Given problem
Check each line of the material below for "code". Report how many have it, with no other words.

>> Begin Records to process

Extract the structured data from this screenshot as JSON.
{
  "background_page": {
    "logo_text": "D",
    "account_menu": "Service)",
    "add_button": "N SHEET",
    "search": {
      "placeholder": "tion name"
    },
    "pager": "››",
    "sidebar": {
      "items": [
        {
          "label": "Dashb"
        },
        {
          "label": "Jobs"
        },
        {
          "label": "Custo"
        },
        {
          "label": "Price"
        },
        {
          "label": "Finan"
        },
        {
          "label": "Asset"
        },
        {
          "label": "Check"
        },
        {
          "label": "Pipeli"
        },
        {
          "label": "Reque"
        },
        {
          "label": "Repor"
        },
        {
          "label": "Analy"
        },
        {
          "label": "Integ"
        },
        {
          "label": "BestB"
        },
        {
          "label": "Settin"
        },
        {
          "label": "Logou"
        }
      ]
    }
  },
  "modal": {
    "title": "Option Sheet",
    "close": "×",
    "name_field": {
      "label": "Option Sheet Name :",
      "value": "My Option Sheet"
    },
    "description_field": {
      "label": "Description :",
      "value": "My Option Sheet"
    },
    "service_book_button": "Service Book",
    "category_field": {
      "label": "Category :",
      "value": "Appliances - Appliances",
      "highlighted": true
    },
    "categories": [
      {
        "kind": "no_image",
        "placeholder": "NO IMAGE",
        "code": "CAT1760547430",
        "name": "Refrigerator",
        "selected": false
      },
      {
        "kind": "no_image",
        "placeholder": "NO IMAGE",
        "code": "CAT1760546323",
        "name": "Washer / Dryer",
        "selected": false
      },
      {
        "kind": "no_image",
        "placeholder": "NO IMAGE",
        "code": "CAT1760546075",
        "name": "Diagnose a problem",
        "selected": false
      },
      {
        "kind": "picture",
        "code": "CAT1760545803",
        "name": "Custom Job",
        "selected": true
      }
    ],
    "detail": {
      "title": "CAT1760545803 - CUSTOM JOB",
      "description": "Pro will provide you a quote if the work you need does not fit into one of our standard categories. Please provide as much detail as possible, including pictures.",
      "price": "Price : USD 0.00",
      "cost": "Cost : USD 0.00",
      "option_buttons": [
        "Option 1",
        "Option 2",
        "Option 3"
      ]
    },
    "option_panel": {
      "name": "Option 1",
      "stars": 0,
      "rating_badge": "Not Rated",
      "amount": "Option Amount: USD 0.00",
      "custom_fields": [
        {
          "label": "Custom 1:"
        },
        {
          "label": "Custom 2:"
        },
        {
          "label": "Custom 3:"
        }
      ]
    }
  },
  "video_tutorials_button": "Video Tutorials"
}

>> End Records to process

Finished exercise
4